== Material for this exercise ==
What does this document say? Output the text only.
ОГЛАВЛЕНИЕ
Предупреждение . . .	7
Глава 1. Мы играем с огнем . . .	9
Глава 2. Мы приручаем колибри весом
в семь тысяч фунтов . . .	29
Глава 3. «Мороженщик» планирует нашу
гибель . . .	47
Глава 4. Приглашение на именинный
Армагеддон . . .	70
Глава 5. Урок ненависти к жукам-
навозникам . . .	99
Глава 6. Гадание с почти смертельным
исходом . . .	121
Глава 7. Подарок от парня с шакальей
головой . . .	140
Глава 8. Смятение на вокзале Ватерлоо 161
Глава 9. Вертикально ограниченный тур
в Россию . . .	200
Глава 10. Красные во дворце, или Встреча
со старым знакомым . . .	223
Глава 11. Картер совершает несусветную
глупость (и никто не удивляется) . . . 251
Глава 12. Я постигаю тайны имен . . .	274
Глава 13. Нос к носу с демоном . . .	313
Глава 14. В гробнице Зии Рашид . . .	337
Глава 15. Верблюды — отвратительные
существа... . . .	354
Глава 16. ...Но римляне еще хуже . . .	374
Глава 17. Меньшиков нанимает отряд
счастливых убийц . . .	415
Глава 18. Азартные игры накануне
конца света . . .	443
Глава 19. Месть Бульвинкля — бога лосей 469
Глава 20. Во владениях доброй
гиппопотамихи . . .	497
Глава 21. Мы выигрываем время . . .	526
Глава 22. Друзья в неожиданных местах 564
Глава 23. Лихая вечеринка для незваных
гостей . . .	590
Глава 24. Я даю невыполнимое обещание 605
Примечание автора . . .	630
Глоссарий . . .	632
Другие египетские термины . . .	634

== Directions ==
Make an exact copy of all the data.

== Full output ==
What does this document say? Output the text only.
ОГЛАВЛЕНИЕ
Предупреждение . . .	7
Глава 1. Мы играем с огнем . . .	9
Глава 2. Мы приручаем колибри весом
в семь тысяч фунтов . . .	29
Глава 3. «Мороженщик» планирует нашу
гибель . . .	47
Глава 4. Приглашение на именинный
Армагеддон . . .	70
Глава 5. Урок ненависти к жукам-
навозникам . . .	99
Глава 6. Гадание с почти смертельным
исходом . . .	121
Глава 7. Подарок от парня с шакальей
головой . . .	140
Глава 8. Смятение на вокзале Ватерлоо 161
Глава 9. Вертикально ограниченный тур
в Россию . . .	200
Глава 10. Красные во дворце, или Встреча
со старым знакомым . . .	223
Глава 11. Картер совершает несусветную
глупость (и никто не удивляется) . . . 251
Глава 12. Я постигаю тайны имен . . .	274
Глава 13. Нос к носу с демоном . . .	313
Глава 14. В гробнице Зии Рашид . . .	337
Глава 15. Верблюды — отвратительные
существа... . . .	354
Глава 16. ...Но римляне еще хуже . . .	374
Глава 17. Меньшиков нанимает отряд
счастливых убийц . . .	415
Глава 18. Азартные игры накануне
конца света . . .	443
Глава 19. Месть Бульвинкля — бога лосей 469
Глава 20. Во владениях доброй
гиппопотамихи . . .	497
Глава 21. Мы выигрываем время . . .	526
Глава 22. Друзья в неожиданных местах 564
Глава 23. Лихая вечеринка для незваных
гостей . . .	590
Глава 24. Я даю невыполнимое обещание 605
Примечание автора . . .	630
Глоссарий . . .	632
Другие египетские термины . . .	634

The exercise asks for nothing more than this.